■ **Written exercise**
Count lines holding the word "salió". Only the number is wanted.

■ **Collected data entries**
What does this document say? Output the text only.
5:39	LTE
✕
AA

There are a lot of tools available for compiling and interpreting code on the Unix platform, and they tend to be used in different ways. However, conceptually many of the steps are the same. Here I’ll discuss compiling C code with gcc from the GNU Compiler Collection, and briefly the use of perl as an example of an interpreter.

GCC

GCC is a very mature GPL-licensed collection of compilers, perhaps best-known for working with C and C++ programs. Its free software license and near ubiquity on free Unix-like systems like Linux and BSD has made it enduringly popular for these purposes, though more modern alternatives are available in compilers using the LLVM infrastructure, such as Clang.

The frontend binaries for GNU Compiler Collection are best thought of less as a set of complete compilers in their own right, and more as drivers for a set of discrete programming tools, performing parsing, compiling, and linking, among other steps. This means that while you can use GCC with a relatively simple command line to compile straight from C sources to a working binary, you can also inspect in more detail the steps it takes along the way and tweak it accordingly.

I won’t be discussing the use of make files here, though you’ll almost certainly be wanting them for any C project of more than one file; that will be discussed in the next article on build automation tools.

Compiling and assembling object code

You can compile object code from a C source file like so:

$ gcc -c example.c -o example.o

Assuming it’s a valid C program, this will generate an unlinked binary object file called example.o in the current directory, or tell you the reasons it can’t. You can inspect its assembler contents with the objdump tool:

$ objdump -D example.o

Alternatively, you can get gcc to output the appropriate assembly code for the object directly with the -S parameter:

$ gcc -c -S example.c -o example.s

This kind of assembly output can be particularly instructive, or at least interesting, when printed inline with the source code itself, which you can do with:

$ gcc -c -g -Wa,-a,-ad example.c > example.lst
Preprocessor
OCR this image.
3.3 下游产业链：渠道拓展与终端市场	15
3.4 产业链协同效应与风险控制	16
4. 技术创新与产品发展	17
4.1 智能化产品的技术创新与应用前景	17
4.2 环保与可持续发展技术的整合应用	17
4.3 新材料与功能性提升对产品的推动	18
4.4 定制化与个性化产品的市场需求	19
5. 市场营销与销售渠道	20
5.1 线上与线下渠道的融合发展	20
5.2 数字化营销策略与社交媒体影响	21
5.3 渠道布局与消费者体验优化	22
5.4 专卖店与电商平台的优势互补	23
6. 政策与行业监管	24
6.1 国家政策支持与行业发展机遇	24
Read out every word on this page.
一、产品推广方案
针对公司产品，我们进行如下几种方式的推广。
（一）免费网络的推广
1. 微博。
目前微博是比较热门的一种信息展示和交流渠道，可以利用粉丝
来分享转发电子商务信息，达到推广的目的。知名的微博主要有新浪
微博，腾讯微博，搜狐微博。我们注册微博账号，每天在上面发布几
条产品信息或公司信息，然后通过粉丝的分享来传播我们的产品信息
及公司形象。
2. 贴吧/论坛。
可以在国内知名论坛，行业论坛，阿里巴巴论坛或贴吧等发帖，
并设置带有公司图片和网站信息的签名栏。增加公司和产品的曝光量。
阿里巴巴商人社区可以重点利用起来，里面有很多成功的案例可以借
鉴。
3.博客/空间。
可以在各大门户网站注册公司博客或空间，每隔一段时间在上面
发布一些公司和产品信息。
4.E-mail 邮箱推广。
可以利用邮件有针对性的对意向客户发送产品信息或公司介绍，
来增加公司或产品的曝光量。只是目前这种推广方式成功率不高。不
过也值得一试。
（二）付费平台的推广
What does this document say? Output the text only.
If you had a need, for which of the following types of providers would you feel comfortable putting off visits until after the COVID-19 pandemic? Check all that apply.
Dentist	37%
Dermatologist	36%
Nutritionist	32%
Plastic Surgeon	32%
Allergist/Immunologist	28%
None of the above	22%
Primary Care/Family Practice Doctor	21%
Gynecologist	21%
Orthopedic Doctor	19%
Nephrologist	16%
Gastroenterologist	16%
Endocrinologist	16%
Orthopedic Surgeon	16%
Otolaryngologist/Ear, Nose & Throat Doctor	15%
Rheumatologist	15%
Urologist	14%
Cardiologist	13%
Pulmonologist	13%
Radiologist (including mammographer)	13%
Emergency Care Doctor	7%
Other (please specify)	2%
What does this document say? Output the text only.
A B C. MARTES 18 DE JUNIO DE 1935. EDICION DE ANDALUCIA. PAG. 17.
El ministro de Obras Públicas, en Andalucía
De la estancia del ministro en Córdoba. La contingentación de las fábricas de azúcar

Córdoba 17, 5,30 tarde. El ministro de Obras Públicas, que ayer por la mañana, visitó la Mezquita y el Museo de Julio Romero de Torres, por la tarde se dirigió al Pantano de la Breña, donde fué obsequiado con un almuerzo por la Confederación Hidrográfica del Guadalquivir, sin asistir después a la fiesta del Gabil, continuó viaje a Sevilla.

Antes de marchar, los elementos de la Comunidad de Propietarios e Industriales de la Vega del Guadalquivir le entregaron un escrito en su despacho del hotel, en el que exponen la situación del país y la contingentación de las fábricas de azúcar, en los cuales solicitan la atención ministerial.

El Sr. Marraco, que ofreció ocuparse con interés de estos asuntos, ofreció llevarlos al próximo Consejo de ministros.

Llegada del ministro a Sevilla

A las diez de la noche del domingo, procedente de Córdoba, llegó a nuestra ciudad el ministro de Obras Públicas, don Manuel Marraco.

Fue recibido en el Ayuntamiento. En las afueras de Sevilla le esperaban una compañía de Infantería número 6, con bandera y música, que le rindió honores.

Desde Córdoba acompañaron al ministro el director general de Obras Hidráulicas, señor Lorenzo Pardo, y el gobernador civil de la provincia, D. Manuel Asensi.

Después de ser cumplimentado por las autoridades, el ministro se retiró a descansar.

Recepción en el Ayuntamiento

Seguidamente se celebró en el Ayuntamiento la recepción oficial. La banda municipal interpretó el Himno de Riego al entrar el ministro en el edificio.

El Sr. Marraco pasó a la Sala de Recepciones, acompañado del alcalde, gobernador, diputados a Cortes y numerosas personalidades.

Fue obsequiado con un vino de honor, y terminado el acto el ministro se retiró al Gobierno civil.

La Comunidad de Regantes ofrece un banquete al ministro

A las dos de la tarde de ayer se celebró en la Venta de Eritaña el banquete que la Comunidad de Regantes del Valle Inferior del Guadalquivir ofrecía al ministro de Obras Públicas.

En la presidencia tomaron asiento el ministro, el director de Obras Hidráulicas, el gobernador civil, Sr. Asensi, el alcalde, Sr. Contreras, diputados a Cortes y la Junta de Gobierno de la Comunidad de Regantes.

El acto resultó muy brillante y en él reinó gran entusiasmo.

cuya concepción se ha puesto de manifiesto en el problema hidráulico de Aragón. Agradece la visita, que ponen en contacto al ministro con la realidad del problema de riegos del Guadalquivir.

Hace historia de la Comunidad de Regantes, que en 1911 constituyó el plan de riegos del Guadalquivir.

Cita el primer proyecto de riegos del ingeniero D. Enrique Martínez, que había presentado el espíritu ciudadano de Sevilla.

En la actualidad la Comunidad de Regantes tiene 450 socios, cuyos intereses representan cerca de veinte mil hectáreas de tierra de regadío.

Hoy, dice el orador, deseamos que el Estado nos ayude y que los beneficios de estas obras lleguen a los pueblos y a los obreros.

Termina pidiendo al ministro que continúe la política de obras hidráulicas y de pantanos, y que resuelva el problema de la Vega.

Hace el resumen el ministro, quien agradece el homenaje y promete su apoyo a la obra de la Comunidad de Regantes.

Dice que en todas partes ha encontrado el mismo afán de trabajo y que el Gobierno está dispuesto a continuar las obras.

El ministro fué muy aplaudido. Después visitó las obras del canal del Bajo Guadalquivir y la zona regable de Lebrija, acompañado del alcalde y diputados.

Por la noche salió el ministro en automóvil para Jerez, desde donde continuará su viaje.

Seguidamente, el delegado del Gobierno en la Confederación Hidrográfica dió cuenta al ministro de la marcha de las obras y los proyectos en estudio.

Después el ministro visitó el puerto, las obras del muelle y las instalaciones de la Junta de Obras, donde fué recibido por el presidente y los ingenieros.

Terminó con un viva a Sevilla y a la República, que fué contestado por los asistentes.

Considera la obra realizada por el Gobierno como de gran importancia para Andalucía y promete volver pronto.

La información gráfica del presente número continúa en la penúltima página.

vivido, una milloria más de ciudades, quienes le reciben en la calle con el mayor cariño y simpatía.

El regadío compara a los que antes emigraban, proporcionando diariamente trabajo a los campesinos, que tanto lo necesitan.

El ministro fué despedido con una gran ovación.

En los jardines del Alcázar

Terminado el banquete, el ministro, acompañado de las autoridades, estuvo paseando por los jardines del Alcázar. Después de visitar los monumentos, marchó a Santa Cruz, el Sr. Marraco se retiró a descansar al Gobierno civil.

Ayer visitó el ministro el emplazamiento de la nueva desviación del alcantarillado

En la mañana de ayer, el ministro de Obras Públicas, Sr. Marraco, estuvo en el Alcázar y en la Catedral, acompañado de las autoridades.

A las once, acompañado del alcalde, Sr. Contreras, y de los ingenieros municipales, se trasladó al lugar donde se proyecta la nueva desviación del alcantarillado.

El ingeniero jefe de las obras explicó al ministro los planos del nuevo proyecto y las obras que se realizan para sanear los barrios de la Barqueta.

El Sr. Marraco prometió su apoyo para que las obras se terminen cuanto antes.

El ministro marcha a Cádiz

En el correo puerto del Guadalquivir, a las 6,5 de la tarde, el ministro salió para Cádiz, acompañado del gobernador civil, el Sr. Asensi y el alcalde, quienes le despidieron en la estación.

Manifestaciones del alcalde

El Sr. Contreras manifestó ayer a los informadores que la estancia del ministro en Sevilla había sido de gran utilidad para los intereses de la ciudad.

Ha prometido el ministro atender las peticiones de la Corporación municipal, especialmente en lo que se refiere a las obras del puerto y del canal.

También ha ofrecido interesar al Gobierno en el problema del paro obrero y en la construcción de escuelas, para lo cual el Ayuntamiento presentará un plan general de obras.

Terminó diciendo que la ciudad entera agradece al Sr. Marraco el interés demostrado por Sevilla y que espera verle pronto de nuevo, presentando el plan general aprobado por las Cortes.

■ **Exercise response**
2